Data rows ::
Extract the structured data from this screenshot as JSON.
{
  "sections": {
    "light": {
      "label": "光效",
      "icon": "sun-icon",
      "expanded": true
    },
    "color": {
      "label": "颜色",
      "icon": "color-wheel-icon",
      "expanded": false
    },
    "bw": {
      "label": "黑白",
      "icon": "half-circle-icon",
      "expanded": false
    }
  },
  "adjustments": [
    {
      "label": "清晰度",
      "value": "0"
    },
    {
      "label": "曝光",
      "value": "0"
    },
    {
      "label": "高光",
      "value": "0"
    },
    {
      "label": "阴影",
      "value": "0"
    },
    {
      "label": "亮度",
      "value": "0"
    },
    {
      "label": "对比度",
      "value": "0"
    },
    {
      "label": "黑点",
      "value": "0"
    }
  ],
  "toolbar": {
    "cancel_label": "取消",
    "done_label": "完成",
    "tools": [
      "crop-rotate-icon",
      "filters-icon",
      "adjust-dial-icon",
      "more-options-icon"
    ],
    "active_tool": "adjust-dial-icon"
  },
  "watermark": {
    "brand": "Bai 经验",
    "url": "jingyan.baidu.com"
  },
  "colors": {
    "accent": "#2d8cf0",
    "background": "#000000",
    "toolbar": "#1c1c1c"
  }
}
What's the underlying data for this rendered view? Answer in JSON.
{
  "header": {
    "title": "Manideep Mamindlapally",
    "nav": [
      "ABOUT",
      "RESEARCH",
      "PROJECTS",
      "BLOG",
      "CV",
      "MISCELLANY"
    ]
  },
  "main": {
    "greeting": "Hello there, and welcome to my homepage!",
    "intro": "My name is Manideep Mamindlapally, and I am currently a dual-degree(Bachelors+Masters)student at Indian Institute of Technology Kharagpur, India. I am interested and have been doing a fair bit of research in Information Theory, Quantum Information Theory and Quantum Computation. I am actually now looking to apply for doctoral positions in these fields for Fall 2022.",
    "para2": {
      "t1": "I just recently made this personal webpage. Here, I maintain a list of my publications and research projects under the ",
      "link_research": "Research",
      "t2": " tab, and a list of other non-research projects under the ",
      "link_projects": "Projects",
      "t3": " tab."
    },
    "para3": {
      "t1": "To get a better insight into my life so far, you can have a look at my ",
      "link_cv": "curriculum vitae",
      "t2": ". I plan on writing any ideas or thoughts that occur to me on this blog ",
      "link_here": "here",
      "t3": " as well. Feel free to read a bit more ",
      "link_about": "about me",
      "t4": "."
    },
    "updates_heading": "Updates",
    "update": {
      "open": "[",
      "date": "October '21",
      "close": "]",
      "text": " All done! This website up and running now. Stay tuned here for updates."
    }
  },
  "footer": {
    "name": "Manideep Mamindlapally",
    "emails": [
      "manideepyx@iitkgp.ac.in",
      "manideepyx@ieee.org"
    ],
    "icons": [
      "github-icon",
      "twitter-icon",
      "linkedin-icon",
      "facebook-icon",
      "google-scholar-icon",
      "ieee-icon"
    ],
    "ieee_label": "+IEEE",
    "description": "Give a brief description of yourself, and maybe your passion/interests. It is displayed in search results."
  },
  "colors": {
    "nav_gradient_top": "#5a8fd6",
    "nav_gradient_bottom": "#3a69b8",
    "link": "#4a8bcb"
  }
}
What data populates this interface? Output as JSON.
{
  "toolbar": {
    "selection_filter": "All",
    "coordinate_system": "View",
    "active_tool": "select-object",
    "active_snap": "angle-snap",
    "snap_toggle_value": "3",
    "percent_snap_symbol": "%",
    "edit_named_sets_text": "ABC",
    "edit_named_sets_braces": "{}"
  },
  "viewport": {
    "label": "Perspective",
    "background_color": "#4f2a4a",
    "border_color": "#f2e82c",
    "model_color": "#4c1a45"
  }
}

The task :: Type the material above out again, exactly.

The output ::
Extract the structured data from this screenshot as JSON.
{
  "sections": {
    "light": {
      "label": "光效",
      "icon": "sun-icon",
      "expanded": true
    },
    "color": {
      "label": "颜色",
      "icon": "color-wheel-icon",
      "expanded": false
    },
    "bw": {
      "label": "黑白",
      "icon": "half-circle-icon",
      "expanded": false
    }
  },
  "adjustments": [
    {
      "label": "清晰度",
      "value": "0"
    },
    {
      "label": "曝光",
      "value": "0"
    },
    {
      "label": "高光",
      "value": "0"
    },
    {
      "label": "阴影",
      "value": "0"
    },
    {
      "label": "亮度",
      "value": "0"
    },
    {
      "label": "对比度",
      "value": "0"
    },
    {
      "label": "黑点",
      "value": "0"
    }
  ],
  "toolbar": {
    "cancel_label": "取消",
    "done_label": "完成",
    "tools": [
      "crop-rotate-icon",
      "filters-icon",
      "adjust-dial-icon",
      "more-options-icon"
    ],
    "active_tool": "adjust-dial-icon"
  },
  "watermark": {
    "brand": "Bai 经验",
    "url": "jingyan.baidu.com"
  },
  "colors": {
    "accent": "#2d8cf0",
    "background": "#000000",
    "toolbar": "#1c1c1c"
  }
}
What's the underlying data for this rendered view? Answer in JSON.
{
  "header": {
    "title": "Manideep Mamindlapally",
    "nav": [
      "ABOUT",
      "RESEARCH",
      "PROJECTS",
      "BLOG",
      "CV",
      "MISCELLANY"
    ]
  },
  "main": {
    "greeting": "Hello there, and welcome to my homepage!",
    "intro": "My name is Manideep Mamindlapally, and I am currently a dual-degree(Bachelors+Masters)student at Indian Institute of Technology Kharagpur, India. I am interested and have been doing a fair bit of research in Information Theory, Quantum Information Theory and Quantum Computation. I am actually now looking to apply for doctoral positions in these fields for Fall 2022.",
    "para2": {
      "t1": "I just recently made this personal webpage. Here, I maintain a list of my publications and research projects under the ",
      "link_research": "Research",
      "t2": " tab, and a list of other non-research projects under the ",
      "link_projects": "Projects",
      "t3": " tab."
    },
    "para3": {
      "t1": "To get a better insight into my life so far, you can have a look at my ",
      "link_cv": "curriculum vitae",
      "t2": ". I plan on writing any ideas or thoughts that occur to me on this blog ",
      "link_here": "here",
      "t3": " as well. Feel free to read a bit more ",
      "link_about": "about me",
      "t4": "."
    },
    "updates_heading": "Updates",
    "update": {
      "open": "[",
      "date": "October '21",
      "close": "]",
      "text": " All done! This website up and running now. Stay tuned here for updates."
    }
  },
  "footer": {
    "name": "Manideep Mamindlapally",
    "emails": [
      "manideepyx@iitkgp.ac.in",
      "manideepyx@ieee.org"
    ],
    "icons": [
      "github-icon",
      "twitter-icon",
      "linkedin-icon",
      "facebook-icon",
      "google-scholar-icon",
      "ieee-icon"
    ],
    "ieee_label": "+IEEE",
    "description": "Give a brief description of yourself, and maybe your passion/interests. It is displayed in search results."
  },
  "colors": {
    "nav_gradient_top": "#5a8fd6",
    "nav_gradient_bottom": "#3a69b8",
    "link": "#4a8bcb"
  }
}
What data populates this interface? Output as JSON.
{
  "toolbar": {
    "selection_filter": "All",
    "coordinate_system": "View",
    "active_tool": "select-object",
    "active_snap": "angle-snap",
    "snap_toggle_value": "3",
    "percent_snap_symbol": "%",
    "edit_named_sets_text": "ABC",
    "edit_named_sets_braces": "{}"
  },
  "viewport": {
    "label": "Perspective",
    "background_color": "#4f2a4a",
    "border_color": "#f2e82c",
    "model_color": "#4c1a45"
  }
}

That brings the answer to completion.